--- Begin RECORDED DATA ---

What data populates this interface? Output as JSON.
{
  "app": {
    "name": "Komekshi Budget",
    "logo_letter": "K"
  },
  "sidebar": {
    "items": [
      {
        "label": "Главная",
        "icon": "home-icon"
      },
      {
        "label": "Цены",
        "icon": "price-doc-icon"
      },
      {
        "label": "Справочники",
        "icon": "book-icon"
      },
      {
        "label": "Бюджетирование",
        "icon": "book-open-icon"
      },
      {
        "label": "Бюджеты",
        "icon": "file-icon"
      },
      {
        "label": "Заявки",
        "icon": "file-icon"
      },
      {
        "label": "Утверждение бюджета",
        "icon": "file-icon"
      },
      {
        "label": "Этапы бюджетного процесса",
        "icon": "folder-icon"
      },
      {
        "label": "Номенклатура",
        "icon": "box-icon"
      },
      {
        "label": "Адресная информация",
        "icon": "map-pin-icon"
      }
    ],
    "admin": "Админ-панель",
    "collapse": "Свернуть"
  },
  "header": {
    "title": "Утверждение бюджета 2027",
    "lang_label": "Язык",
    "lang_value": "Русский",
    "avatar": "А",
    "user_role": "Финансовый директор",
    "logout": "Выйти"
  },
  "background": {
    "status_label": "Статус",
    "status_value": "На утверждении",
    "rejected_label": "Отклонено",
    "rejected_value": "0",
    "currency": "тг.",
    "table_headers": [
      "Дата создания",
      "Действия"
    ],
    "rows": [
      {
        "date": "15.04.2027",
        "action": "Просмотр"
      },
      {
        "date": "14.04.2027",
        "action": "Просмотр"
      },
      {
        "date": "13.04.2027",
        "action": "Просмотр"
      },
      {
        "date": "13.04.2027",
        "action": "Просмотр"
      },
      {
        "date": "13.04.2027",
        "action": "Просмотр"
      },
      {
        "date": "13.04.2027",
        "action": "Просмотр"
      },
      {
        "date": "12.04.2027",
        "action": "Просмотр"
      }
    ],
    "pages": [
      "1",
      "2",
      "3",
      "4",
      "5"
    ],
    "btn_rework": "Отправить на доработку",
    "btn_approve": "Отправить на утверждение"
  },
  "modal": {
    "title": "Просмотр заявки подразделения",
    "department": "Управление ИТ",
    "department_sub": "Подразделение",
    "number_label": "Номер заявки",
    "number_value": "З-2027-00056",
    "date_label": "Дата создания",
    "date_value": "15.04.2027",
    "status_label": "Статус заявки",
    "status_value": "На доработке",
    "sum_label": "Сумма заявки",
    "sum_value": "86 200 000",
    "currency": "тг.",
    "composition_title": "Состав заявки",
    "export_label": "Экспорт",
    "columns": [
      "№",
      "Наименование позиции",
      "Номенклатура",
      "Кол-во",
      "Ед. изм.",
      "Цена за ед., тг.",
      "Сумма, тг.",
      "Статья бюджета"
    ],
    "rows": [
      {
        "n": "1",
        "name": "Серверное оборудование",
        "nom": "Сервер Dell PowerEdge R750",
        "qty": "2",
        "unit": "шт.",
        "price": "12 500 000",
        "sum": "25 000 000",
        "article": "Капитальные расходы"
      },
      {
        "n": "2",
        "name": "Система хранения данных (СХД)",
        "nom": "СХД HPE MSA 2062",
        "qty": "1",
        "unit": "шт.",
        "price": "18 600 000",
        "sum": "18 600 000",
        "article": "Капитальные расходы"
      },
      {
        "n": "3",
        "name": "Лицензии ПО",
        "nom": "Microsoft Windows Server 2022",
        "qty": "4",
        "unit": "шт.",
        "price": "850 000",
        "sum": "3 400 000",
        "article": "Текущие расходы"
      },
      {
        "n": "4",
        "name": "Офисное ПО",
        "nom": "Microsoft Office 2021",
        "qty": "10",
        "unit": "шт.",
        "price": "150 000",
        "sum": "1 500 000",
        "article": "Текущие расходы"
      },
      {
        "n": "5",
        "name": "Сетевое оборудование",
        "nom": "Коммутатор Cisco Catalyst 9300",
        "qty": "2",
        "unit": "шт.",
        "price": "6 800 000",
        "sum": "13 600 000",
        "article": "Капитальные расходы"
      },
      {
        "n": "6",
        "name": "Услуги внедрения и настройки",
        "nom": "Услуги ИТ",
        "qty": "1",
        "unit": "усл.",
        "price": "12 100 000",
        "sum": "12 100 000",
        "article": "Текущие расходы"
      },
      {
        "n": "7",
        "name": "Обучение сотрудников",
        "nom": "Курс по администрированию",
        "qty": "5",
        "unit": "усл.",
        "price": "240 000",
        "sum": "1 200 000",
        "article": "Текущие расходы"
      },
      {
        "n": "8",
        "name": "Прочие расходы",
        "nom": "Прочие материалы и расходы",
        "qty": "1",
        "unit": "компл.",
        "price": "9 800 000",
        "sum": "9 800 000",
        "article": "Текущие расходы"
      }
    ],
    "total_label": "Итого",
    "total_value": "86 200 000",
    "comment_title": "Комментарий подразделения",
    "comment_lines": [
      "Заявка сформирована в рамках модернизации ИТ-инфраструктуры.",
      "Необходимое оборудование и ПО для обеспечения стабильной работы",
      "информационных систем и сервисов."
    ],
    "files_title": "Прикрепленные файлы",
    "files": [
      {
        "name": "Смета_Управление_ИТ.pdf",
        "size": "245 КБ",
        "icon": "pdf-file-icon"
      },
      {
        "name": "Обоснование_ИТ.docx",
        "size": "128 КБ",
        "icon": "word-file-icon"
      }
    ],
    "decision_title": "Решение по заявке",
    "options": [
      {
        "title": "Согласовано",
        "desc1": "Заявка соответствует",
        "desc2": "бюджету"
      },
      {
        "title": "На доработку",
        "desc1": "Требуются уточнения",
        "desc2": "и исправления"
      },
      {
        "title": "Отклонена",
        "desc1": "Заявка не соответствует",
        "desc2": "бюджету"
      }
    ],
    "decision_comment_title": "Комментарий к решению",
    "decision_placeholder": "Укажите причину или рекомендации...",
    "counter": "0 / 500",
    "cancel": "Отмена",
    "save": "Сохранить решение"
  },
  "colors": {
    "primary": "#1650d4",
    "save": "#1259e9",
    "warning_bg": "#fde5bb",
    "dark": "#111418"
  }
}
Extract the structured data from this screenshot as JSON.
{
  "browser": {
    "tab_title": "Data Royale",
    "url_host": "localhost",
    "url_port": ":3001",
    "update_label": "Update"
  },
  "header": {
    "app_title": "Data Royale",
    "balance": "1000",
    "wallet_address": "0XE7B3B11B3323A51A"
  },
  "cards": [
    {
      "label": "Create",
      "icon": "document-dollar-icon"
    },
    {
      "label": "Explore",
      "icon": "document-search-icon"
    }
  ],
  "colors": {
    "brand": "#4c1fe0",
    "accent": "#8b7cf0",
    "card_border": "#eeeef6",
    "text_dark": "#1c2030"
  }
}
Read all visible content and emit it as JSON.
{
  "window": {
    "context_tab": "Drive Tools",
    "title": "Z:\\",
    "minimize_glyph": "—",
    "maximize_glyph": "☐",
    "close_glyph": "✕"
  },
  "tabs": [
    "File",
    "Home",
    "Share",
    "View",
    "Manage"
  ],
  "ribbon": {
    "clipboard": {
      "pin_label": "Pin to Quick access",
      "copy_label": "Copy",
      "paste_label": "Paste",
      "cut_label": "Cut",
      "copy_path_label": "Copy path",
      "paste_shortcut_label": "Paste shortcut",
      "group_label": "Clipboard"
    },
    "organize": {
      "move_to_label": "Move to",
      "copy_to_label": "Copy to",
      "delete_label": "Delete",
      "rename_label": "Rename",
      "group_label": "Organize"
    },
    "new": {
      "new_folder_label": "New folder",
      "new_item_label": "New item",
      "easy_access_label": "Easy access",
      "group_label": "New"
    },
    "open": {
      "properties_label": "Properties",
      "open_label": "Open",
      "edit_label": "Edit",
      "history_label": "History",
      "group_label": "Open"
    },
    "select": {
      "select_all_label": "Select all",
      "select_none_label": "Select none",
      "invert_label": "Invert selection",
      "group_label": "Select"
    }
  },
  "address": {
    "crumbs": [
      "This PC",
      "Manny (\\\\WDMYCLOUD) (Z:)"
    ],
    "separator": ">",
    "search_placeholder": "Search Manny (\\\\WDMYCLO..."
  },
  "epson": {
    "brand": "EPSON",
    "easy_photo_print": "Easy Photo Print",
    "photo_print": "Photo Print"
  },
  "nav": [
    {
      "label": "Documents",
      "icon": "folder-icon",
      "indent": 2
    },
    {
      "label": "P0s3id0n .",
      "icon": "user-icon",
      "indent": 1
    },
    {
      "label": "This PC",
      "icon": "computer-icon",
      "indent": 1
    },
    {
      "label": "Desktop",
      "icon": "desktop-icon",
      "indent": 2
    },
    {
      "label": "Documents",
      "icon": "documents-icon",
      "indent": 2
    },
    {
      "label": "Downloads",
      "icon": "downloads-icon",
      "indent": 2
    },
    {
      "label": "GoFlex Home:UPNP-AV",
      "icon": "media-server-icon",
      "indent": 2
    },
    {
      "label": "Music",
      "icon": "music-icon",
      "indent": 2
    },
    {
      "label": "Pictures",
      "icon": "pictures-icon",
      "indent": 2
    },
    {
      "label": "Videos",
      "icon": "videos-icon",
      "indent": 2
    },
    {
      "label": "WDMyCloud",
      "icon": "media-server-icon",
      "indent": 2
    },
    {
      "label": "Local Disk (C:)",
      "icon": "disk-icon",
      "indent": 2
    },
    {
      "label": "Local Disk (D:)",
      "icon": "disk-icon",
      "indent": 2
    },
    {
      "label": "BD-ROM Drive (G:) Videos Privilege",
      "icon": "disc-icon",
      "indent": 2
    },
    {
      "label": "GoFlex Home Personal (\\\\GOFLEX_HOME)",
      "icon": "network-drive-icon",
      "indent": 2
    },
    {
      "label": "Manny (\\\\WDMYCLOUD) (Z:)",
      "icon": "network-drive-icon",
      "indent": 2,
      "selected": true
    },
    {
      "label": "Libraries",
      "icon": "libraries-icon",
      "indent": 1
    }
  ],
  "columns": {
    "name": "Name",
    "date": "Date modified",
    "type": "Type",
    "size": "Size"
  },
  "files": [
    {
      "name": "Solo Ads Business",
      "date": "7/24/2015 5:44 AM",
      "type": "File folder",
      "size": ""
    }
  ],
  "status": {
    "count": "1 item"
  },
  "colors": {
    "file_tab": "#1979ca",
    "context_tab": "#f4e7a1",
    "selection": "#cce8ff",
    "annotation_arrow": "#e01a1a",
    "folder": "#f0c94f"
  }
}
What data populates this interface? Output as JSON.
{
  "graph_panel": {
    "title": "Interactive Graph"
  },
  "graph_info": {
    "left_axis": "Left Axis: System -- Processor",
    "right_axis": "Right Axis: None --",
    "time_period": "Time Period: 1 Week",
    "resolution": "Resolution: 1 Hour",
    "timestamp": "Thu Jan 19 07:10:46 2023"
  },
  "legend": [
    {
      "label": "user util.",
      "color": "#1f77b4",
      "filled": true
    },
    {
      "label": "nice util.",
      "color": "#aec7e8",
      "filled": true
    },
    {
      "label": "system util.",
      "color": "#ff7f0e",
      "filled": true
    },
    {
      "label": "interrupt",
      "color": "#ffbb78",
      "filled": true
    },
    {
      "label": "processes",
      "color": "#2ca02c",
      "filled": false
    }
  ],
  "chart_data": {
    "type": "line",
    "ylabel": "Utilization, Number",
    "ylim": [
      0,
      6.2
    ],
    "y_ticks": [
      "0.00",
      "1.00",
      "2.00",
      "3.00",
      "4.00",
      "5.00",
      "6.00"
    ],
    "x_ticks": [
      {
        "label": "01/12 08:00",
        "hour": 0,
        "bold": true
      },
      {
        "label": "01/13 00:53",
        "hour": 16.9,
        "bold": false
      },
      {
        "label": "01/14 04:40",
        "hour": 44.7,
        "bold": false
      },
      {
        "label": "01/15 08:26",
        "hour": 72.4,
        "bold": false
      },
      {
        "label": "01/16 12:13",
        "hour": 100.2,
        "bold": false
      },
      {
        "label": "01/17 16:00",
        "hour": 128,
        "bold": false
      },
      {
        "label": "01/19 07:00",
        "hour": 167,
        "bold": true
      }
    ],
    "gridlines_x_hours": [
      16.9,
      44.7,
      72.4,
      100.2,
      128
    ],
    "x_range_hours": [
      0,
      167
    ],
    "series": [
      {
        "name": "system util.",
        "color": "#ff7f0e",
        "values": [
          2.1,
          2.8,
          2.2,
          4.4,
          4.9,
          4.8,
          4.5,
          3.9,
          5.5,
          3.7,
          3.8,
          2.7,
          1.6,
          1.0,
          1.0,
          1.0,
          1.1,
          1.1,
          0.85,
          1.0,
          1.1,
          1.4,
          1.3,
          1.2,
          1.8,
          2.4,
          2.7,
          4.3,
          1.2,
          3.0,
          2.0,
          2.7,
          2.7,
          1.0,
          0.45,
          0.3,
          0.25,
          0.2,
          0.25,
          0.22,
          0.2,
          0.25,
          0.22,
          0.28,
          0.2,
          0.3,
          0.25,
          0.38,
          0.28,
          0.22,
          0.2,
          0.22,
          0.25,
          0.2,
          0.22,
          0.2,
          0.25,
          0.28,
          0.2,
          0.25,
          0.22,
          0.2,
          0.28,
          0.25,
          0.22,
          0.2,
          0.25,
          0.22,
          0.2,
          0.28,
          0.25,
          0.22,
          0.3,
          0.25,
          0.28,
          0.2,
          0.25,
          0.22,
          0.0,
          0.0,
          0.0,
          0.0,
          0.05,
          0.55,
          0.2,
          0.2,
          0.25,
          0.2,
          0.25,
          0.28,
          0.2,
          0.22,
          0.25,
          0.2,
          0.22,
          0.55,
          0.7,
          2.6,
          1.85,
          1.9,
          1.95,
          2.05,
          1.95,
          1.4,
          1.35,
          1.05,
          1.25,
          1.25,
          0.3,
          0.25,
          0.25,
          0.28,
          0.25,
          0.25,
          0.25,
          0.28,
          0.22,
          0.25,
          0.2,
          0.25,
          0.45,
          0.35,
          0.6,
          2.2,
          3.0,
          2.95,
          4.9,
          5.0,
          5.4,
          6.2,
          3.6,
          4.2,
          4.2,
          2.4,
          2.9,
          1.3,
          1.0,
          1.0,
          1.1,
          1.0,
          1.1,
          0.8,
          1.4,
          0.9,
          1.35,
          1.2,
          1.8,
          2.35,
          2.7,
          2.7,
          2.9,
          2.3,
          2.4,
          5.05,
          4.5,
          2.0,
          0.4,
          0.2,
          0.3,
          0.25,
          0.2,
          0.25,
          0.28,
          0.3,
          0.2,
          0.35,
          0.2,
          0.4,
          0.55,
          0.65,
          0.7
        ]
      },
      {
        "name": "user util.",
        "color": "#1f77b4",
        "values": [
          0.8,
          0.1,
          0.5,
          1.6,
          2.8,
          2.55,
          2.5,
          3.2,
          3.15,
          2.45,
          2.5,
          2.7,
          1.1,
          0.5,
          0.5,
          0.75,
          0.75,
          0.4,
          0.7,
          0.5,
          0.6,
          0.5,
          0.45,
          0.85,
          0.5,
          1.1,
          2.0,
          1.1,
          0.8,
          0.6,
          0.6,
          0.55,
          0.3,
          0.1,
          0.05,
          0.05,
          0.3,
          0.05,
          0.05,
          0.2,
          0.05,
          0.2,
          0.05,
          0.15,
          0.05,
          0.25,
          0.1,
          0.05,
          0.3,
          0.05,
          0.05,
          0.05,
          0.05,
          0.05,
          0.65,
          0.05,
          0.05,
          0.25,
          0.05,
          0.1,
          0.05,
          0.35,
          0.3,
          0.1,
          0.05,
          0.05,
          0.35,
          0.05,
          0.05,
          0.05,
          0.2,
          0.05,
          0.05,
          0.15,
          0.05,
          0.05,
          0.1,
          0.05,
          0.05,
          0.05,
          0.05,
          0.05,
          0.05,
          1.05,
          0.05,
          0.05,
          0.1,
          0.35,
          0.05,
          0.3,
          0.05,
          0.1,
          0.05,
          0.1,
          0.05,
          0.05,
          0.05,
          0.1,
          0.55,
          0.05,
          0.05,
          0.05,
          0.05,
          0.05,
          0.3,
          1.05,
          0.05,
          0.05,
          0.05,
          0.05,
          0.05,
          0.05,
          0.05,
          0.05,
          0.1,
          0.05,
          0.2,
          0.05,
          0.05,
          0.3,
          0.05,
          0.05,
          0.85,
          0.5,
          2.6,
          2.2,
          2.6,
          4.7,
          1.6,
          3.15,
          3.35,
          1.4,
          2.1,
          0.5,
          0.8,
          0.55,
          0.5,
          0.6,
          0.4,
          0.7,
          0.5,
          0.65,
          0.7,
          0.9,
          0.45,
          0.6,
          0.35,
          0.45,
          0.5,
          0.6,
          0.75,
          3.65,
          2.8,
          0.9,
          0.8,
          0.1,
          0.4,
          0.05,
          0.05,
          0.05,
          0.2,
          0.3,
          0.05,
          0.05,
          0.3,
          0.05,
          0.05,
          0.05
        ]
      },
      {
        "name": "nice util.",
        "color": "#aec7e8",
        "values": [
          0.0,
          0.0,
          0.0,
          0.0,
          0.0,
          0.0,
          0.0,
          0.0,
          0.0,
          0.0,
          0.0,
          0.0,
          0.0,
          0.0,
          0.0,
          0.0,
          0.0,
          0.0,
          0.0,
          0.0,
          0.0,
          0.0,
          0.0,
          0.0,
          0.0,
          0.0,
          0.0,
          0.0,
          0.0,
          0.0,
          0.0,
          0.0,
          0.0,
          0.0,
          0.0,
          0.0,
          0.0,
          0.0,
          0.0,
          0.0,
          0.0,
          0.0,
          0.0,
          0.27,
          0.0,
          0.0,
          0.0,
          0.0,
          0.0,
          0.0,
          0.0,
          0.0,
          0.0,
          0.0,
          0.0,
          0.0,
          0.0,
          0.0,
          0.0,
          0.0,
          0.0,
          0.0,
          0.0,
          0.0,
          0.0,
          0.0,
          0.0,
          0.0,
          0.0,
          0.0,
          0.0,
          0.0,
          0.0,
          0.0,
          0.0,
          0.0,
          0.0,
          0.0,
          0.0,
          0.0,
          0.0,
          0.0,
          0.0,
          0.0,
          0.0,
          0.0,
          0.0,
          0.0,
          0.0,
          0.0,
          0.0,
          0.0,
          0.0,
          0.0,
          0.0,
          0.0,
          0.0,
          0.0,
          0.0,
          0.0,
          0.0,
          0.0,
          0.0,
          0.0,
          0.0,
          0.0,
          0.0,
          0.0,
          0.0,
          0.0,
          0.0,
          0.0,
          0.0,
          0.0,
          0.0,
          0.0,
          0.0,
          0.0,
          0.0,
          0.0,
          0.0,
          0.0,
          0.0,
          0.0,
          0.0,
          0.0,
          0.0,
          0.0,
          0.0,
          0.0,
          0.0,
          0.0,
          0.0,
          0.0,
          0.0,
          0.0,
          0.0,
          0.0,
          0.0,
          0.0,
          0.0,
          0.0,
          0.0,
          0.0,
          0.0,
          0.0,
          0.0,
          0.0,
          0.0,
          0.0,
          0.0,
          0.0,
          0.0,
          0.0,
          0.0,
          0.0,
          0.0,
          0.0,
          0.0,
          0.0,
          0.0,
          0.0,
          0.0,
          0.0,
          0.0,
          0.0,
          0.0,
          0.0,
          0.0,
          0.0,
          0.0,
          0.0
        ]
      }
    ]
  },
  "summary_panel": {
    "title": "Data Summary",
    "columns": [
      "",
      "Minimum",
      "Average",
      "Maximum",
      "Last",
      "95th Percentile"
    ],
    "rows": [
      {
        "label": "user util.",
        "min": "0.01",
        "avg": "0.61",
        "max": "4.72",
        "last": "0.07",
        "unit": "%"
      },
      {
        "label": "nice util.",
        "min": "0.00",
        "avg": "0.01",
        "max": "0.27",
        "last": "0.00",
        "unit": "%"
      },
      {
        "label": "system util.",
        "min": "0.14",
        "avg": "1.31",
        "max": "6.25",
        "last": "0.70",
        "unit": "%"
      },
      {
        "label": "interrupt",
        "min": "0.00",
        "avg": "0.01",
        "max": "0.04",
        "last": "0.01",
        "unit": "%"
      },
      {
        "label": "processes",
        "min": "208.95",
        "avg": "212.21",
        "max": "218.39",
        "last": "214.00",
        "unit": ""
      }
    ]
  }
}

--- End RECORDED DATA ---

▸ **STATED EXERCISE**
In the listing above, count each line that holds the string "nice". Give the number only.

▸ **RESPONSE FOR THIS EXERCISE**
3